=== EXCERPTED DATA ===
------------------------------------
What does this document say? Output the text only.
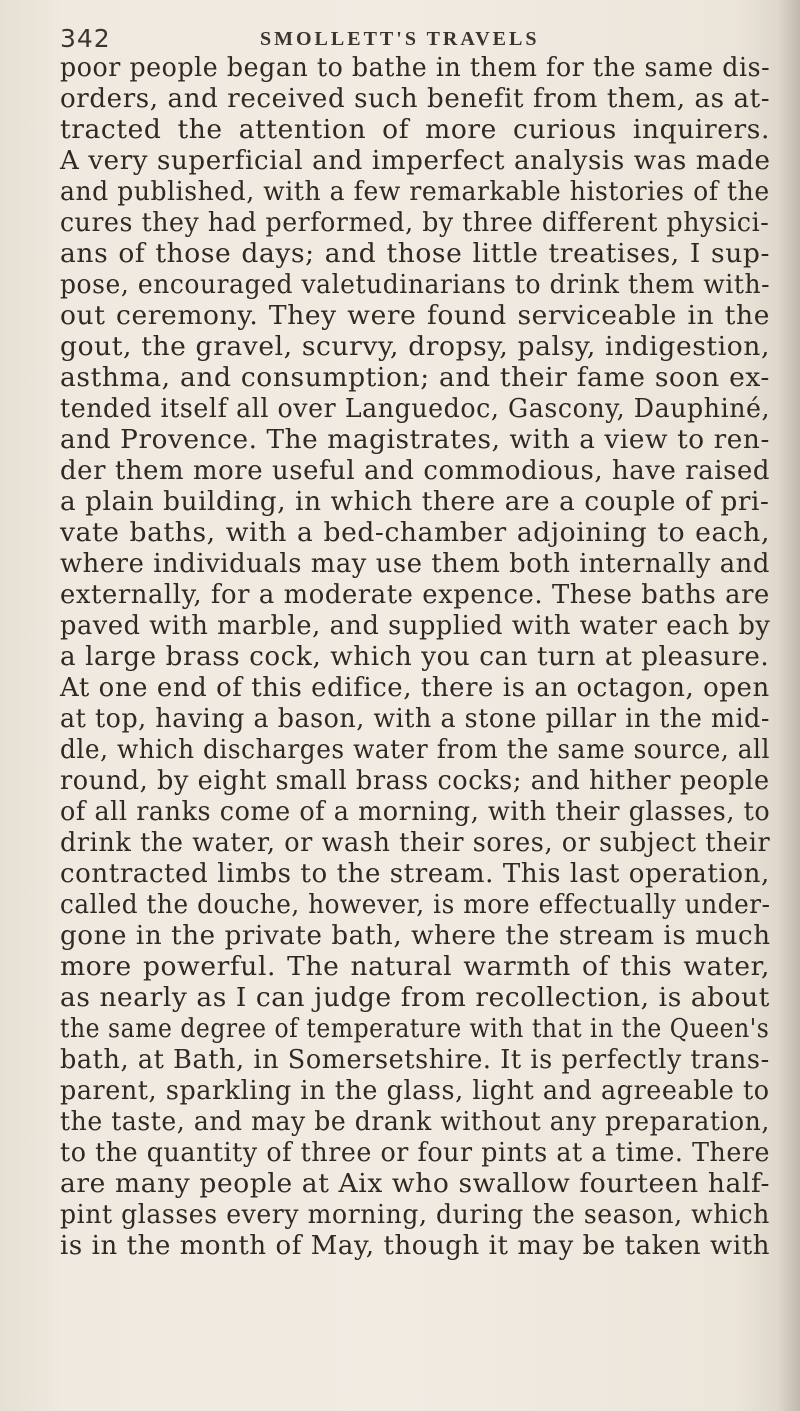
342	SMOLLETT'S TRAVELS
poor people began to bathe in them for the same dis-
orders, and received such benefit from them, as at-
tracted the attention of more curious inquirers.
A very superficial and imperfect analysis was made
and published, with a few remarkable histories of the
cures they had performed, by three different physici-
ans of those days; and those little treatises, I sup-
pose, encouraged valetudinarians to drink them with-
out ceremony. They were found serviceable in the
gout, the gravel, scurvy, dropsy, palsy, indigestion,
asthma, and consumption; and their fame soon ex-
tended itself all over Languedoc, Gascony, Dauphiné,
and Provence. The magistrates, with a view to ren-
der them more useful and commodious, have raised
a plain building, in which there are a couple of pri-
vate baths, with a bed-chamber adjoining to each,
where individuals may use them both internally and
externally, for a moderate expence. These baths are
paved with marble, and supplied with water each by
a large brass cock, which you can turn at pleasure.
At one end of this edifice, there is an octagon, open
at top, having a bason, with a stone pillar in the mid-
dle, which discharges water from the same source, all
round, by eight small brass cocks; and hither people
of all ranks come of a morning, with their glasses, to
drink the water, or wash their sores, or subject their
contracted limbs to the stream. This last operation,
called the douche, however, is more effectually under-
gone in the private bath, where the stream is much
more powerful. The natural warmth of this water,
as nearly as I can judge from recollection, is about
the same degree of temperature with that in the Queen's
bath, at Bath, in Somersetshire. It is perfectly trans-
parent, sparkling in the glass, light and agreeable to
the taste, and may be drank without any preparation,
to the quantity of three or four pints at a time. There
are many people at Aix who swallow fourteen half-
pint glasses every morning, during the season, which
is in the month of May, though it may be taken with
------------------------------------
=== TASK ===
Repeat the material above verbatim. Leave the pictures behind.

=== TASK OUTPUT ===
What does this document say? Output the text only.
342	SMOLLETT'S TRAVELS
poor people began to bathe in them for the same dis-
orders, and received such benefit from them, as at-
tracted the attention of more curious inquirers.
A very superficial and imperfect analysis was made
and published, with a few remarkable histories of the
cures they had performed, by three different physici-
ans of those days; and those little treatises, I sup-
pose, encouraged valetudinarians to drink them with-
out ceremony. They were found serviceable in the
gout, the gravel, scurvy, dropsy, palsy, indigestion,
asthma, and consumption; and their fame soon ex-
tended itself all over Languedoc, Gascony, Dauphiné,
and Provence. The magistrates, with a view to ren-
der them more useful and commodious, have raised
a plain building, in which there are a couple of pri-
vate baths, with a bed-chamber adjoining to each,
where individuals may use them both internally and
externally, for a moderate expence. These baths are
paved with marble, and supplied with water each by
a large brass cock, which you can turn at pleasure.
At one end of this edifice, there is an octagon, open
at top, having a bason, with a stone pillar in the mid-
dle, which discharges water from the same source, all
round, by eight small brass cocks; and hither people
of all ranks come of a morning, with their glasses, to
drink the water, or wash their sores, or subject their
contracted limbs to the stream. This last operation,
called the douche, however, is more effectually under-
gone in the private bath, where the stream is much
more powerful. The natural warmth of this water,
as nearly as I can judge from recollection, is about
the same degree of temperature with that in the Queen's
bath, at Bath, in Somersetshire. It is perfectly trans-
parent, sparkling in the glass, light and agreeable to
the taste, and may be drank without any preparation,
to the quantity of three or four pints at a time. There
are many people at Aix who swallow fourteen half-
pint glasses every morning, during the season, which
is in the month of May, though it may be taken with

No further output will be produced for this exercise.